→ Exercise aim:
Every line must be returned precisely as it is written.

====

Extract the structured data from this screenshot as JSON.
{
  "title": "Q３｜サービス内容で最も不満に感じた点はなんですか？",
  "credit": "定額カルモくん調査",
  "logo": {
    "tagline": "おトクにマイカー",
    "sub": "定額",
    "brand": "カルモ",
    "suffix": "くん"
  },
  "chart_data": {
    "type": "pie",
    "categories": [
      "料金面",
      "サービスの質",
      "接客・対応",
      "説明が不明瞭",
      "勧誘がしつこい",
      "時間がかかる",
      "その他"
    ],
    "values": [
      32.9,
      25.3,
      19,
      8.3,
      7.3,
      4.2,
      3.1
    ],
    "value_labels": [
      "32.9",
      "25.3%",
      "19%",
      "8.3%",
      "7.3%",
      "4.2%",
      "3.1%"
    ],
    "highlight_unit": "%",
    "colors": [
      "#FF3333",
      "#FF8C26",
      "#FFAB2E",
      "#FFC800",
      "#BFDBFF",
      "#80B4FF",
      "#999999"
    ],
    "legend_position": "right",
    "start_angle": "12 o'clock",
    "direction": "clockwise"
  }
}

====

→ The completed task:
Extract the structured data from this screenshot as JSON.
{
  "title": "Q３｜サービス内容で最も不満に感じた点はなんですか？",
  "credit": "定額カルモくん調査",
  "logo": {
    "tagline": "おトクにマイカー",
    "sub": "定額",
    "brand": "カルモ",
    "suffix": "くん"
  },
  "chart_data": {
    "type": "pie",
    "categories": [
      "料金面",
      "サービスの質",
      "接客・対応",
      "説明が不明瞭",
      "勧誘がしつこい",
      "時間がかかる",
      "その他"
    ],
    "values": [
      32.9,
      25.3,
      19,
      8.3,
      7.3,
      4.2,
      3.1
    ],
    "value_labels": [
      "32.9",
      "25.3%",
      "19%",
      "8.3%",
      "7.3%",
      "4.2%",
      "3.1%"
    ],
    "highlight_unit": "%",
    "colors": [
      "#FF3333",
      "#FF8C26",
      "#FFAB2E",
      "#FFC800",
      "#BFDBFF",
      "#80B4FF",
      "#999999"
    ],
    "legend_position": "right",
    "start_angle": "12 o'clock",
    "direction": "clockwise"
  }
}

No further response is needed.